EXERCISE GOAL:
Gather from the listing below each line that includes the word "liten", and copy it.

Extracted data entries:

------------------------------

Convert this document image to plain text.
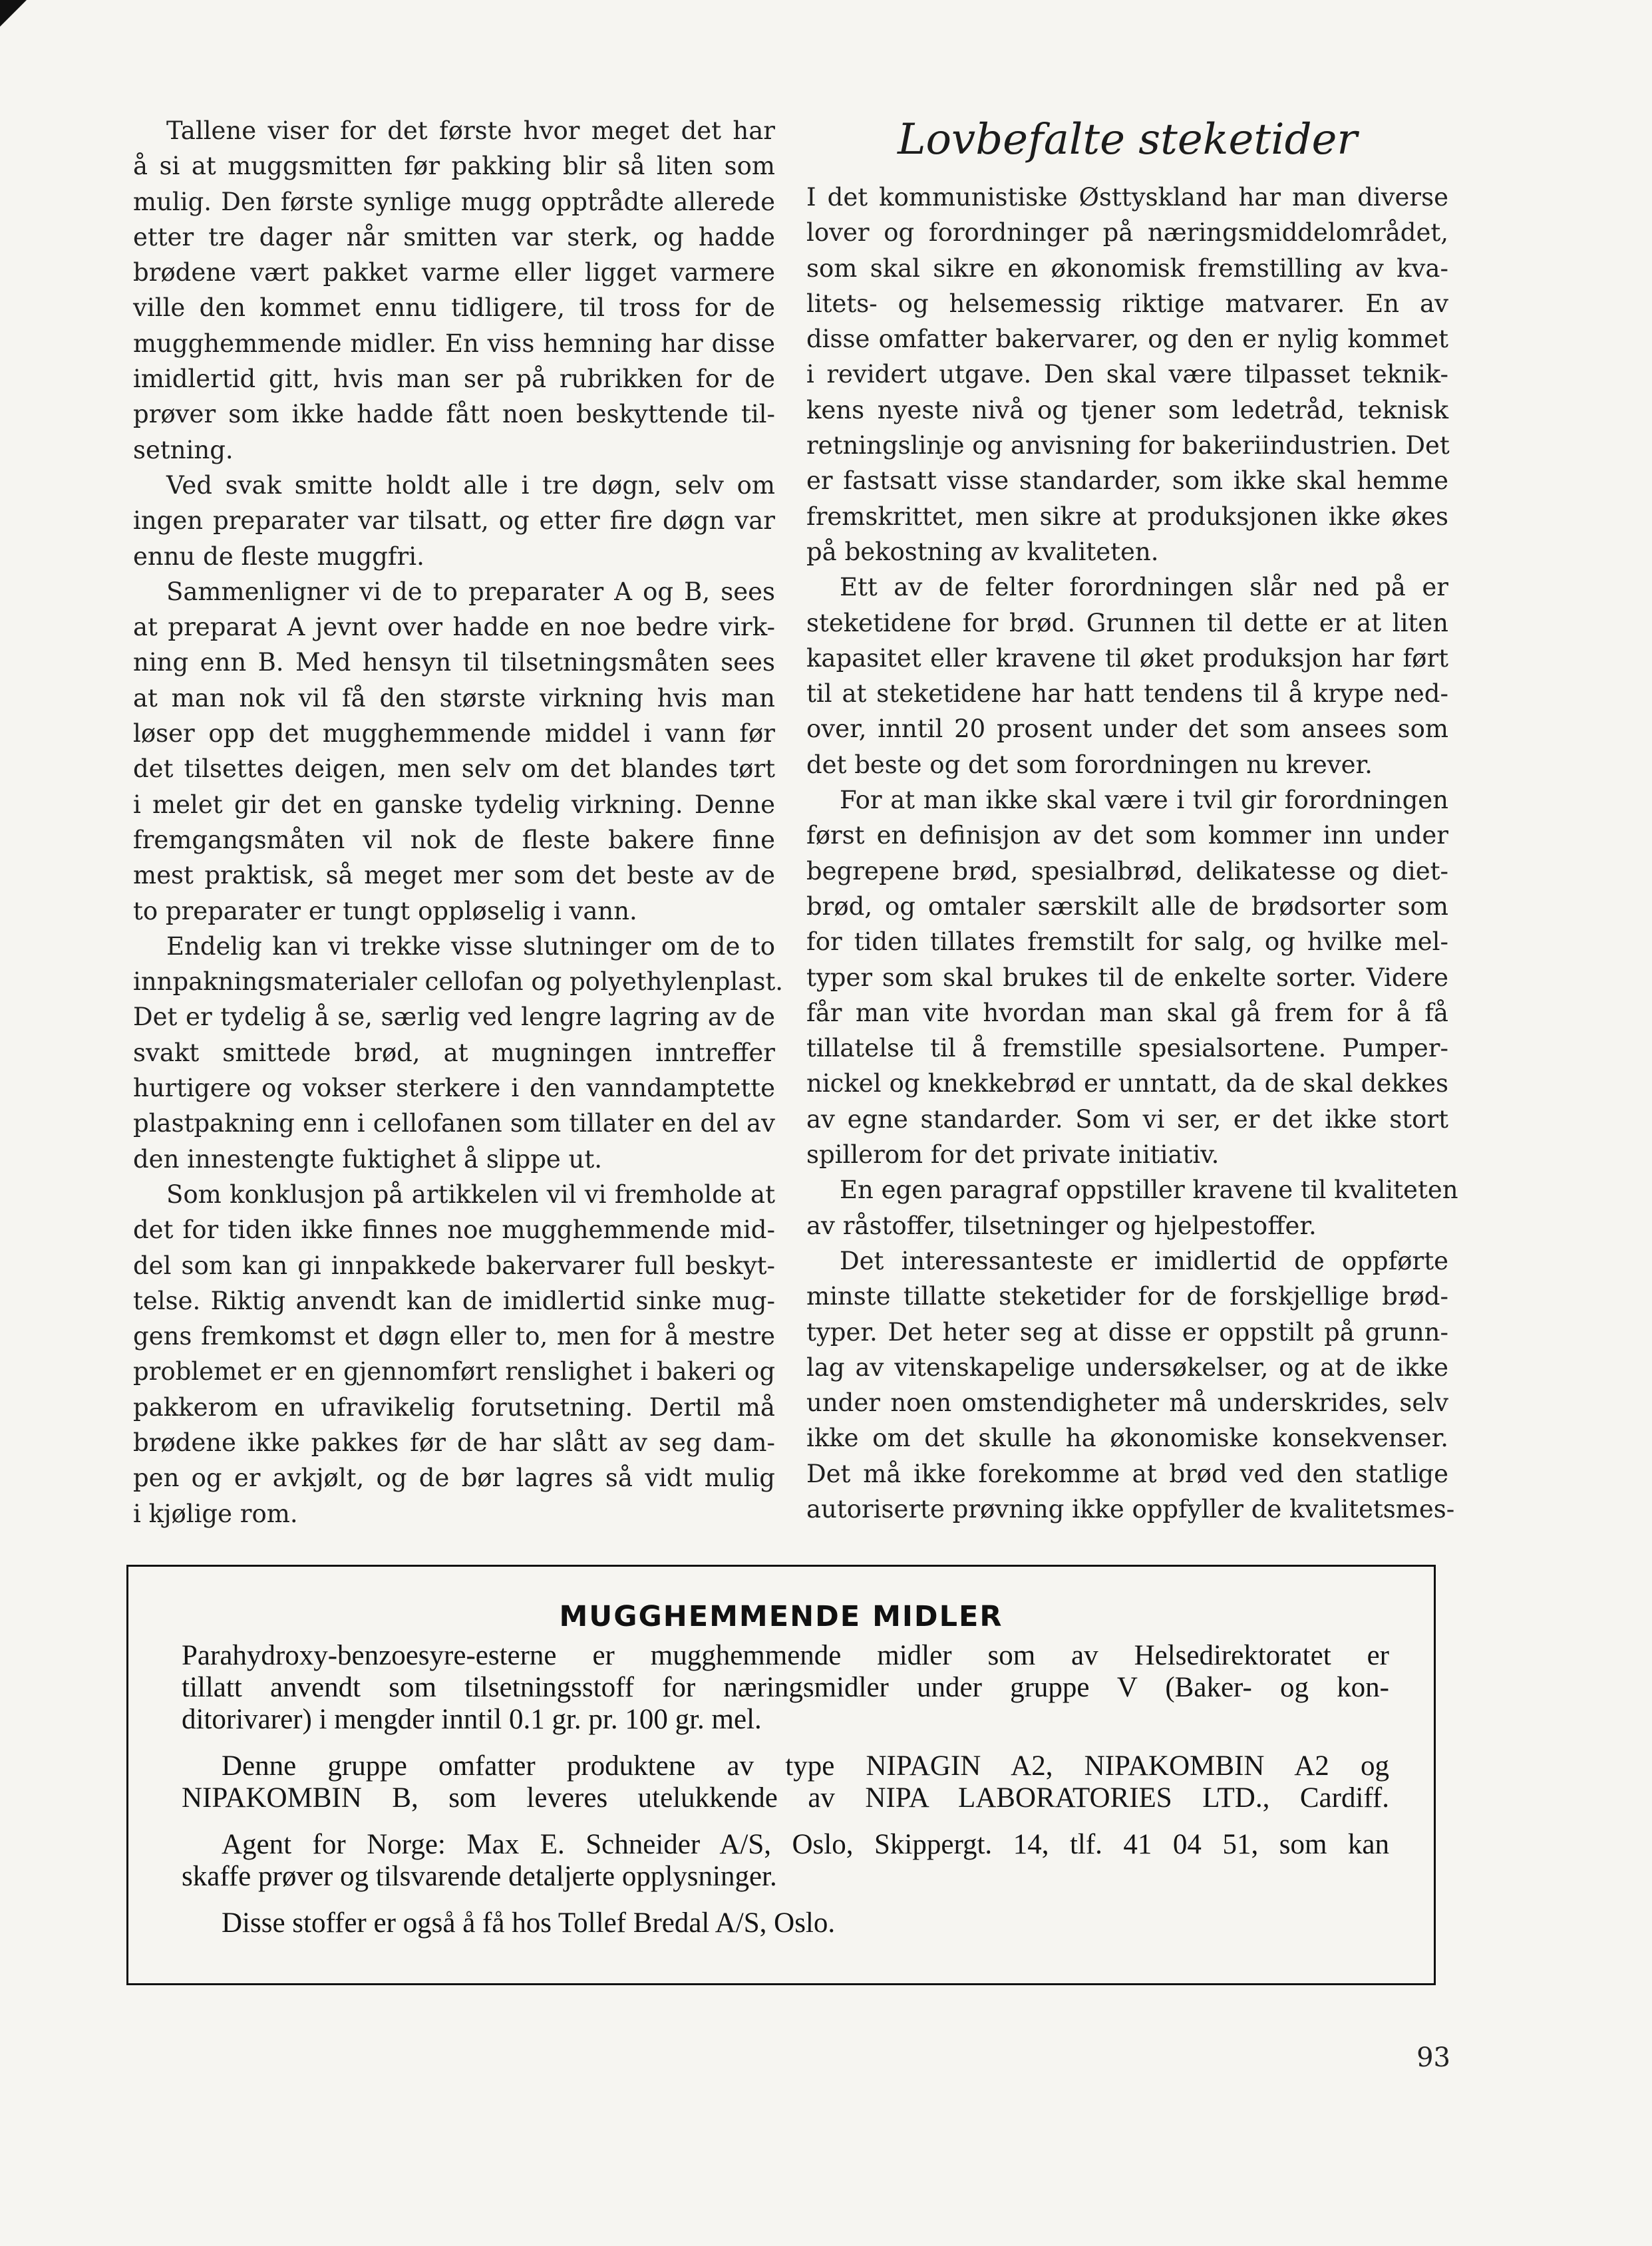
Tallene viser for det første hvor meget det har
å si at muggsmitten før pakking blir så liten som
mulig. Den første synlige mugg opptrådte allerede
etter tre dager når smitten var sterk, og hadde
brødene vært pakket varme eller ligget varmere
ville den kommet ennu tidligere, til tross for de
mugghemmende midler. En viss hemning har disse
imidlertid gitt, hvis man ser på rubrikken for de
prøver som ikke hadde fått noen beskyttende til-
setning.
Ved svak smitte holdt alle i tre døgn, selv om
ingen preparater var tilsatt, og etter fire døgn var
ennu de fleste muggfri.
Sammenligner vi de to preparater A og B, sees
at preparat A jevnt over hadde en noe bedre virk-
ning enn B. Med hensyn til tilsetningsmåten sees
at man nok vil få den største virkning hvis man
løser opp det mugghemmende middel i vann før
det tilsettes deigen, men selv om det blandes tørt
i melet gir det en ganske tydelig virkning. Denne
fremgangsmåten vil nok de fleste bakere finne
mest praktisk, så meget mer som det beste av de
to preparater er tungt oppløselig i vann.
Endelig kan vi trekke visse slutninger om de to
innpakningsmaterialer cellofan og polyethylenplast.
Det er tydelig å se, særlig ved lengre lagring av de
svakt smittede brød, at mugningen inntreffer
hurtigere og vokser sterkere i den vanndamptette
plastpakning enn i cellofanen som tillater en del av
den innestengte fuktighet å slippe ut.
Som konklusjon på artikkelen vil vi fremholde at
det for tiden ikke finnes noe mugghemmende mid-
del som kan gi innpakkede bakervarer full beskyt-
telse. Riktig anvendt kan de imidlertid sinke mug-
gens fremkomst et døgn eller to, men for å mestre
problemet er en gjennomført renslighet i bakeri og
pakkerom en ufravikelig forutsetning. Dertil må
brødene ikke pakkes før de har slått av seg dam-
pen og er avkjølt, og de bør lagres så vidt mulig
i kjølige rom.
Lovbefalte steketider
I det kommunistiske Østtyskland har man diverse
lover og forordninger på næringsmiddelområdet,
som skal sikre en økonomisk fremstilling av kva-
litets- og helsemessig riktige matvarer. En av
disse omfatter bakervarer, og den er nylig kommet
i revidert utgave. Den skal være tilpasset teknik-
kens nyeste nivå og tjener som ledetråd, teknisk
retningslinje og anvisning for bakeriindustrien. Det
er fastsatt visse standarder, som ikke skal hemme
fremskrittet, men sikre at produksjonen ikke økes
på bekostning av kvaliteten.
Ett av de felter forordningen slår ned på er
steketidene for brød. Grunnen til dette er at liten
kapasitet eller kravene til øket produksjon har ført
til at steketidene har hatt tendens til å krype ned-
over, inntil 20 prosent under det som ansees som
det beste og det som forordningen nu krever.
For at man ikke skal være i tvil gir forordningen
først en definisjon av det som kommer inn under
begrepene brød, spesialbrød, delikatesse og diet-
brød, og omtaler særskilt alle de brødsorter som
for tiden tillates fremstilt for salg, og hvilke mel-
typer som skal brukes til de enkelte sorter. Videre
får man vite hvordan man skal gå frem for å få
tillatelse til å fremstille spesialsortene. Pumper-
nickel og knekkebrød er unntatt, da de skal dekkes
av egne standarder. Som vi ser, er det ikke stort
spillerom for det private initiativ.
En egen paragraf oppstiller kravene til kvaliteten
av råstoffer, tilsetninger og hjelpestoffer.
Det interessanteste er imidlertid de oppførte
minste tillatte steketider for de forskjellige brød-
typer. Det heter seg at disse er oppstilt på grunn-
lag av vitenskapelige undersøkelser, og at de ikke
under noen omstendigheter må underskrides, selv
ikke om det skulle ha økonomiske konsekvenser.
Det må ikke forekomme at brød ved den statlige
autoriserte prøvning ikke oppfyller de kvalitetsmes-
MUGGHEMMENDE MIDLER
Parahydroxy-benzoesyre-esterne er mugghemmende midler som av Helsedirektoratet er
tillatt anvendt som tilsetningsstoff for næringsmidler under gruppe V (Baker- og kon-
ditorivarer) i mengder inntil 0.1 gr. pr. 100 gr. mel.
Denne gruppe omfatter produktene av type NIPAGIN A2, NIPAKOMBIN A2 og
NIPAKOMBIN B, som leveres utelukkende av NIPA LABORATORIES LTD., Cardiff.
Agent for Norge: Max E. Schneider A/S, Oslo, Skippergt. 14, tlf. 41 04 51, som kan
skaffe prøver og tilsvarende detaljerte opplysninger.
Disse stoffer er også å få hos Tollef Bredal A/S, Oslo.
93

------------------------------

SOLUTION TO THIS EXERCISE:
å si at muggsmitten før pakking blir så liten som
steketidene for brød. Grunnen til dette er at liten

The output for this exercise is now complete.